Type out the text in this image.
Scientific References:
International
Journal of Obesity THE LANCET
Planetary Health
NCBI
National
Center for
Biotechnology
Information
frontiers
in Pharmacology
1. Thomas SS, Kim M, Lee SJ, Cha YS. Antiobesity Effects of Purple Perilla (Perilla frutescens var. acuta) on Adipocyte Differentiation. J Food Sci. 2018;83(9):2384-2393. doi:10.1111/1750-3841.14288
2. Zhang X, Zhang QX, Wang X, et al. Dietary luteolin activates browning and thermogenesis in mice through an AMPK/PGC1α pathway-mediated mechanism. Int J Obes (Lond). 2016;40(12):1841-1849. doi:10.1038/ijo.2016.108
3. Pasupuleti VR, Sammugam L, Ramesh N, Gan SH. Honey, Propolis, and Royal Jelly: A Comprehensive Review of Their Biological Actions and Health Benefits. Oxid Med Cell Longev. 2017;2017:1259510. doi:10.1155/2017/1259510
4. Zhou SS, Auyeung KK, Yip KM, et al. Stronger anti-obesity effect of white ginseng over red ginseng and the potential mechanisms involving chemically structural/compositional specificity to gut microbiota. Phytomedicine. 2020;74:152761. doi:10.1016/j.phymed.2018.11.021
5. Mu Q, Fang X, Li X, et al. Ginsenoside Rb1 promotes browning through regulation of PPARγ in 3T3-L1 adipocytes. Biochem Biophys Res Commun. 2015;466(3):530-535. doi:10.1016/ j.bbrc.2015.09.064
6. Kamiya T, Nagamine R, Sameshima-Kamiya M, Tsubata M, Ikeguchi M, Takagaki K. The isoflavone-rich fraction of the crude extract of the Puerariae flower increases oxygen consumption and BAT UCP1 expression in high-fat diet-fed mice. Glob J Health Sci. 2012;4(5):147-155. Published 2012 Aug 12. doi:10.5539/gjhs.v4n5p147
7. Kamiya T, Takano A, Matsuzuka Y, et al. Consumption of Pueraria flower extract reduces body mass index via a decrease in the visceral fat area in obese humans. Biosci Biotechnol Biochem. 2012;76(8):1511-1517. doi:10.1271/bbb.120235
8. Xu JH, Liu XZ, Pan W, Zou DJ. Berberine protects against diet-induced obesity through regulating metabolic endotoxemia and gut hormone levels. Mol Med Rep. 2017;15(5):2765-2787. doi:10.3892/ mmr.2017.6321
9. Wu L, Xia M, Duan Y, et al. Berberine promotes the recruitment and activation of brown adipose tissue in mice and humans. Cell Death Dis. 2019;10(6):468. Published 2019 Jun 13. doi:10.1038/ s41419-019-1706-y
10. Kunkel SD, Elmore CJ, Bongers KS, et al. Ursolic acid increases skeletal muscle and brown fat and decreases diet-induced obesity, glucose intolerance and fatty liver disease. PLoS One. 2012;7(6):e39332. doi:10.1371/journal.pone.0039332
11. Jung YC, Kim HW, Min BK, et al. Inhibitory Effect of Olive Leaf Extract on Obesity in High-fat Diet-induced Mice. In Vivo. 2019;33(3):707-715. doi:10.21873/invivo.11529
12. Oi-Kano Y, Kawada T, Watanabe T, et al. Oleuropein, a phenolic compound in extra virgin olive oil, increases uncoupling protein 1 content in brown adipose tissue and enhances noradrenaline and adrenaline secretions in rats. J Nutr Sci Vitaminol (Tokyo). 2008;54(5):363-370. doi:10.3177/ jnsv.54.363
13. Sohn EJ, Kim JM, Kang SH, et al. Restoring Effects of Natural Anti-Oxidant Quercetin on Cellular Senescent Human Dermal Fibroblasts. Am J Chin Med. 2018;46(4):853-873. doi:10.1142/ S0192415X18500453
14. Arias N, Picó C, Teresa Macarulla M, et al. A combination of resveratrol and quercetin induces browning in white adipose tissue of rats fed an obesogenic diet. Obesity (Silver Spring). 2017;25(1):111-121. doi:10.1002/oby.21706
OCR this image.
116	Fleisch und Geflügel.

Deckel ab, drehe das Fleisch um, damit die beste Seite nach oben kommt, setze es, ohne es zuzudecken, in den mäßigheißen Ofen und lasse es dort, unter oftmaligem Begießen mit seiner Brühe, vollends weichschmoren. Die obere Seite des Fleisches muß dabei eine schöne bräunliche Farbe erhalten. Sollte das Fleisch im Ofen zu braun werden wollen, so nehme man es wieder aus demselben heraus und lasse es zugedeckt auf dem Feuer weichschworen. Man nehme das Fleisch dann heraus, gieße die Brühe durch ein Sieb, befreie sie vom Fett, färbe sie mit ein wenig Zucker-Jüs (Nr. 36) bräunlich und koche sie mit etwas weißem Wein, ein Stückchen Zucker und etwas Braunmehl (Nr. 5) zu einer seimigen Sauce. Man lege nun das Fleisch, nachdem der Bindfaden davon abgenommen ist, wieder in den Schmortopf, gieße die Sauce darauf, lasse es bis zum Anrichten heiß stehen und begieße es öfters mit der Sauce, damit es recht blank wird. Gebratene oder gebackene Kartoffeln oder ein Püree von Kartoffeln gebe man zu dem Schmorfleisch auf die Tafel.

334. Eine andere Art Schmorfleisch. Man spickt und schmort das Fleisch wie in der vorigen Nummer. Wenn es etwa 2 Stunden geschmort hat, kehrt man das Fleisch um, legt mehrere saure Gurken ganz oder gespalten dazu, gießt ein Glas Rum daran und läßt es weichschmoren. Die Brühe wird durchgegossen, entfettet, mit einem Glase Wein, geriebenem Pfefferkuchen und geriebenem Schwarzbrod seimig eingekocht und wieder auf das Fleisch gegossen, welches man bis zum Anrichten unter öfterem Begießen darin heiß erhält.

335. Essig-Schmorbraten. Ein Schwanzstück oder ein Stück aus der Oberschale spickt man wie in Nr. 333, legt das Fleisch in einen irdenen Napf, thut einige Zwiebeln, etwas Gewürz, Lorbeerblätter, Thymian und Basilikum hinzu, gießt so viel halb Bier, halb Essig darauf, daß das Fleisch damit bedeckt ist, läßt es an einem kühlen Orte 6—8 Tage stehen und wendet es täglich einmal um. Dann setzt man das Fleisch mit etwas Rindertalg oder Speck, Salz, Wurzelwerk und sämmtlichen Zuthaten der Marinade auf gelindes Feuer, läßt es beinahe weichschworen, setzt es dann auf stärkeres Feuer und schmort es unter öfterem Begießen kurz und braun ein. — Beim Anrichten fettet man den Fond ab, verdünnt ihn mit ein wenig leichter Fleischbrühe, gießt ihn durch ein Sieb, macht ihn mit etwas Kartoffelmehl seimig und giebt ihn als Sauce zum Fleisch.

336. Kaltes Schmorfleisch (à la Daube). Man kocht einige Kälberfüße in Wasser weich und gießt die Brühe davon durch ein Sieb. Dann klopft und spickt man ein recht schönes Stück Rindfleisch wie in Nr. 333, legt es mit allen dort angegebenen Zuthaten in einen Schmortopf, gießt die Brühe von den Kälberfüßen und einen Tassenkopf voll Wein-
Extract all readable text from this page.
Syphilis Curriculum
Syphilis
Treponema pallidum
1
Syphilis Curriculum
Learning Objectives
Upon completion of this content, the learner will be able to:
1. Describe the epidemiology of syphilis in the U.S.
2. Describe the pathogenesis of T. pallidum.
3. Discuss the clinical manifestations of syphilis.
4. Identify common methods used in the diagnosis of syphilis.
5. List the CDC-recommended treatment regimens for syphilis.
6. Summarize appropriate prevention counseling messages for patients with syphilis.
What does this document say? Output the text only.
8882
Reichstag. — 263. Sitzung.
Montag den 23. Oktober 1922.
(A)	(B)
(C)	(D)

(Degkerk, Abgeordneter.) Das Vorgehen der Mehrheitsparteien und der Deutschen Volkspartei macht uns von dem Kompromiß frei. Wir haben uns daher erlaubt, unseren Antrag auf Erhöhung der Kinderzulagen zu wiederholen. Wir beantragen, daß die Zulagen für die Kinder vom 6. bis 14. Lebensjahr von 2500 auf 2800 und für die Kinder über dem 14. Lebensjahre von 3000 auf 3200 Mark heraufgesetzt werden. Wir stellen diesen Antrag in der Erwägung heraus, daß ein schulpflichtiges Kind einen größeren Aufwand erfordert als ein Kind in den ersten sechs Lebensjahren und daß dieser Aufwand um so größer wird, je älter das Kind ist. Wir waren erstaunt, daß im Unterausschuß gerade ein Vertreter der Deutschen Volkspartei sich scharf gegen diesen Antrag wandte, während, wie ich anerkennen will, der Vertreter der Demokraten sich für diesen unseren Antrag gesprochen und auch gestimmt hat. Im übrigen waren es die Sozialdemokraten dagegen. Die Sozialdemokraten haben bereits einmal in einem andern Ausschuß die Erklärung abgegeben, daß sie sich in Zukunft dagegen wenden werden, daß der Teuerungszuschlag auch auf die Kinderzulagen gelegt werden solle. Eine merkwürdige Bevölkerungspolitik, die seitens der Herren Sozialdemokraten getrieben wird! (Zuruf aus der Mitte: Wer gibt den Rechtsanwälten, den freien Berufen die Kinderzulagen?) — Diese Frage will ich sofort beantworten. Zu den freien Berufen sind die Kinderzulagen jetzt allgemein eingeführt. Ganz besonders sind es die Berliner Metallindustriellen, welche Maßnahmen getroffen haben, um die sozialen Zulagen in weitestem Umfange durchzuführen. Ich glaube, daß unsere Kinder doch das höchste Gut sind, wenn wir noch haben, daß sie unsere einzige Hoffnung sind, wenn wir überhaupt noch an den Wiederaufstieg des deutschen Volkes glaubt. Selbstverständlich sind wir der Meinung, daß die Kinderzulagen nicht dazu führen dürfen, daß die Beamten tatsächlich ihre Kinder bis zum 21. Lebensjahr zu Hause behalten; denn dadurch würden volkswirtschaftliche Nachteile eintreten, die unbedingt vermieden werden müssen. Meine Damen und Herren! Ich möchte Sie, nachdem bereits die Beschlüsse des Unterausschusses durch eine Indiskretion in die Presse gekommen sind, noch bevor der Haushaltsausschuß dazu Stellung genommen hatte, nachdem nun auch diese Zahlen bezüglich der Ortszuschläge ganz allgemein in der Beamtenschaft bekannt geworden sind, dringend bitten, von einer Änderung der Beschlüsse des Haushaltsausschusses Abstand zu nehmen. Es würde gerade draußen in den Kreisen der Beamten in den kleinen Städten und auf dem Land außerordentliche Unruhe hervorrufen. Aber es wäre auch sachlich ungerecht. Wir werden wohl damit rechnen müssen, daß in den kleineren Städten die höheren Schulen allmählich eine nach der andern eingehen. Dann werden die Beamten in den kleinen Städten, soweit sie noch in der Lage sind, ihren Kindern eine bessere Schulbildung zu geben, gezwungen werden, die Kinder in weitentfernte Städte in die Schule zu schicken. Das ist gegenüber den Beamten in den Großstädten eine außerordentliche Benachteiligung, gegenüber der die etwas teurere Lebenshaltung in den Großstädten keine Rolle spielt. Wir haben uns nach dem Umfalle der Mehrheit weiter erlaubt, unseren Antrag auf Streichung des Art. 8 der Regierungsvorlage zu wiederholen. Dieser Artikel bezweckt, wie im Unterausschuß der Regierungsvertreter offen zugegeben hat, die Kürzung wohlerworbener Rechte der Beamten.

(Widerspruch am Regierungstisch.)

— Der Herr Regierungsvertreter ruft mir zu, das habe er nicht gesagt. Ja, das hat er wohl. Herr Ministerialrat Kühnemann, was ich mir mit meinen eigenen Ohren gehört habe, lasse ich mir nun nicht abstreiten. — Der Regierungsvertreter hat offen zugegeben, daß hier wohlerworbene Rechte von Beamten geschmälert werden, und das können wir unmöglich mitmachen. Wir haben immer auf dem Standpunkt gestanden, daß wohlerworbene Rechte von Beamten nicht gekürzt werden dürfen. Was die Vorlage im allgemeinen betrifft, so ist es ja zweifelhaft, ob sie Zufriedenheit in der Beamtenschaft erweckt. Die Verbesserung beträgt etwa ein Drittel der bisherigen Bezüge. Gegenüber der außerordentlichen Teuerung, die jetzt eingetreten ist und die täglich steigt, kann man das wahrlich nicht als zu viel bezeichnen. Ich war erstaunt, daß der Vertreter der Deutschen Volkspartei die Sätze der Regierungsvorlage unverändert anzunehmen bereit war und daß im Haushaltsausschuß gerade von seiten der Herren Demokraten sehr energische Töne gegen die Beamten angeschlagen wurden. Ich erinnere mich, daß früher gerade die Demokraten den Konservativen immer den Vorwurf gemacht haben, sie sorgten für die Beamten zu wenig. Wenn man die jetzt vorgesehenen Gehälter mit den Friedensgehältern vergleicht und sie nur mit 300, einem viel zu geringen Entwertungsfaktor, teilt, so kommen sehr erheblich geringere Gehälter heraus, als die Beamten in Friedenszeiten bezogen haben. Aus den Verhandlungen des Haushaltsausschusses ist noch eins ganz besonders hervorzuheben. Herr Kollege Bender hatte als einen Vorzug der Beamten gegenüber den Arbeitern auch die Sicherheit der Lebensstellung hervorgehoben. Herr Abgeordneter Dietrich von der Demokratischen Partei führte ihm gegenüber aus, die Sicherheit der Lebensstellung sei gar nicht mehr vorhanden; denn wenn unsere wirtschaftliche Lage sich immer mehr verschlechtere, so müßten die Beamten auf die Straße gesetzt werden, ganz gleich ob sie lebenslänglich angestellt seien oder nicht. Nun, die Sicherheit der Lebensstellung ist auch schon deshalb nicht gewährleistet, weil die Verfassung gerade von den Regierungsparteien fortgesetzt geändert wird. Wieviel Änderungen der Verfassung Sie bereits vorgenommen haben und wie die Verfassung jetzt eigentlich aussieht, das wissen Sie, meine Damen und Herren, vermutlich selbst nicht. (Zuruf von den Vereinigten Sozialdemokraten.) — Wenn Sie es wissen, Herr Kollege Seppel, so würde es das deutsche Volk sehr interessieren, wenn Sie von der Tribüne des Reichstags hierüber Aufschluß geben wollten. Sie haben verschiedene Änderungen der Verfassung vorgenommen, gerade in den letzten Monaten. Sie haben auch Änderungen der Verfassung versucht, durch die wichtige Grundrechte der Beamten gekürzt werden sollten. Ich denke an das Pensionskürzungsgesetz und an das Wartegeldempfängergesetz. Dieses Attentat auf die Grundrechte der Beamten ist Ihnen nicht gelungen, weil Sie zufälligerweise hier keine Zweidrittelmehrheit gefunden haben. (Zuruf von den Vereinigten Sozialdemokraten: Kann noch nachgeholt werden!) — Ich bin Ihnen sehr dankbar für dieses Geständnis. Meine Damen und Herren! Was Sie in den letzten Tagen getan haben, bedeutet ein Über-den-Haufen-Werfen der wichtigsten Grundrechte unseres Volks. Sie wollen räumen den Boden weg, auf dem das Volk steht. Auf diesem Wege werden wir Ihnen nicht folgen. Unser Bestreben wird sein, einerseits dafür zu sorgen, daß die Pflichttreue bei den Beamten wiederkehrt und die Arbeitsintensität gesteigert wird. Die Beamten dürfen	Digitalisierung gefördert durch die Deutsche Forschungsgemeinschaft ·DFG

_Instructions to follow:_ In the material above, find every line with the word "davon" and show it.

_Exercise answer:_
Deckel ab, drehe das Fleisch um, damit die beste Seite nach oben kommt, setze es, ohne es zuzudecken, in den mäßigheißen Ofen und lasse es dort, unter oftmaligem Begießen mit seiner Brühe, vollends weichschmoren. Die obere Seite des Fleisches muß dabei eine schöne bräunliche Farbe erhalten. Sollte das Fleisch im Ofen zu braun werden wollen, so nehme man es wieder aus demselben heraus und lasse es zugedeckt auf dem Feuer weichschworen. Man nehme das Fleisch dann heraus, gieße die Brühe durch ein Sieb, befreie sie vom Fett, färbe sie mit ein wenig Zucker-Jüs (Nr. 36) bräunlich und koche sie mit etwas weißem Wein, ein Stückchen Zucker und etwas Braunmehl (Nr. 5) zu einer seimigen Sauce. Man lege nun das Fleisch, nachdem der Bindfaden davon abgenommen ist, wieder in den Schmortopf, gieße die Sauce darauf, lasse es bis zum Anrichten heiß stehen und begieße es öfters mit der Sauce, damit es recht blank wird. Gebratene oder gebackene Kartoffeln oder ein Püree von Kartoffeln gebe man zu dem Schmorfleisch auf die Tafel.
336. Kaltes Schmorfleisch (à la Daube). Man kocht einige Kälberfüße in Wasser weich und gießt die Brühe davon durch ein Sieb. Dann klopft und spickt man ein recht schönes Stück Rindfleisch wie in Nr. 333, legt es mit allen dort angegebenen Zuthaten in einen Schmortopf, gießt die Brühe von den Kälberfüßen und einen Tassenkopf voll Wein-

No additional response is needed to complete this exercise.